→ **Extracted data**
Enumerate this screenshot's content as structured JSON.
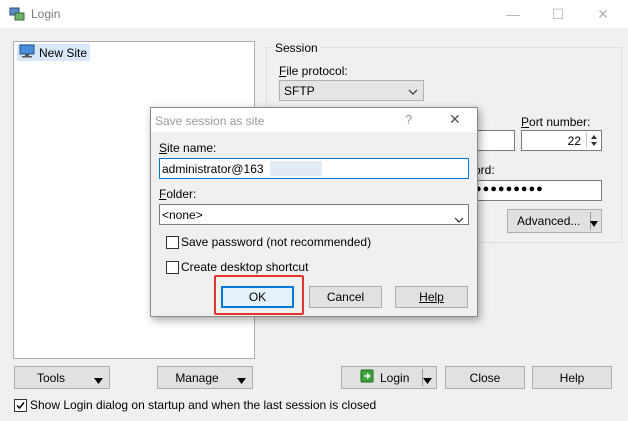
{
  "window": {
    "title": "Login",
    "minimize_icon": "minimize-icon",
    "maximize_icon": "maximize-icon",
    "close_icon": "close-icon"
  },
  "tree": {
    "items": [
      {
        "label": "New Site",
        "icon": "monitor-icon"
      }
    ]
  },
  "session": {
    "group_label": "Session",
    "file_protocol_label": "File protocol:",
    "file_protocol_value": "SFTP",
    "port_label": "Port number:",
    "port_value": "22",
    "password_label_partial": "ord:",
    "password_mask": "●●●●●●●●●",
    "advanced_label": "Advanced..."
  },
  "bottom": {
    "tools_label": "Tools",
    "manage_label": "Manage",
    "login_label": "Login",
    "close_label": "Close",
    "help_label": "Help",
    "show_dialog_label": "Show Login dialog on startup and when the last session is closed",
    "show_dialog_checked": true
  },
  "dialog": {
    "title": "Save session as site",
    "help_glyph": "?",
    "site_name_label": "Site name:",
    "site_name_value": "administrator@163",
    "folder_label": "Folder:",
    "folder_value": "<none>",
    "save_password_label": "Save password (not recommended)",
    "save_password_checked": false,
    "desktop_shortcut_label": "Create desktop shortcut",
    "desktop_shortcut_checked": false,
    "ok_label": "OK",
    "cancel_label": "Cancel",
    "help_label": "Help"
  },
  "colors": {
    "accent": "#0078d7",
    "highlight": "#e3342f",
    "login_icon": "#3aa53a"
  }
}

→ **Work to complete**
Pictures excluded, quote all the data above exactly.

→ **Task response**
Enumerate this screenshot's content as structured JSON.
{
  "window": {
    "title": "Login",
    "minimize_icon": "minimize-icon",
    "maximize_icon": "maximize-icon",
    "close_icon": "close-icon"
  },
  "tree": {
    "items": [
      {
        "label": "New Site",
        "icon": "monitor-icon"
      }
    ]
  },
  "session": {
    "group_label": "Session",
    "file_protocol_label": "File protocol:",
    "file_protocol_value": "SFTP",
    "port_label": "Port number:",
    "port_value": "22",
    "password_label_partial": "ord:",
    "password_mask": "●●●●●●●●●",
    "advanced_label": "Advanced..."
  },
  "bottom": {
    "tools_label": "Tools",
    "manage_label": "Manage",
    "login_label": "Login",
    "close_label": "Close",
    "help_label": "Help",
    "show_dialog_label": "Show Login dialog on startup and when the last session is closed",
    "show_dialog_checked": true
  },
  "dialog": {
    "title": "Save session as site",
    "help_glyph": "?",
    "site_name_label": "Site name:",
    "site_name_value": "administrator@163",
    "folder_label": "Folder:",
    "folder_value": "<none>",
    "save_password_label": "Save password (not recommended)",
    "save_password_checked": false,
    "desktop_shortcut_label": "Create desktop shortcut",
    "desktop_shortcut_checked": false,
    "ok_label": "OK",
    "cancel_label": "Cancel",
    "help_label": "Help"
  },
  "colors": {
    "accent": "#0078d7",
    "highlight": "#e3342f",
    "login_icon": "#3aa53a"
  }
}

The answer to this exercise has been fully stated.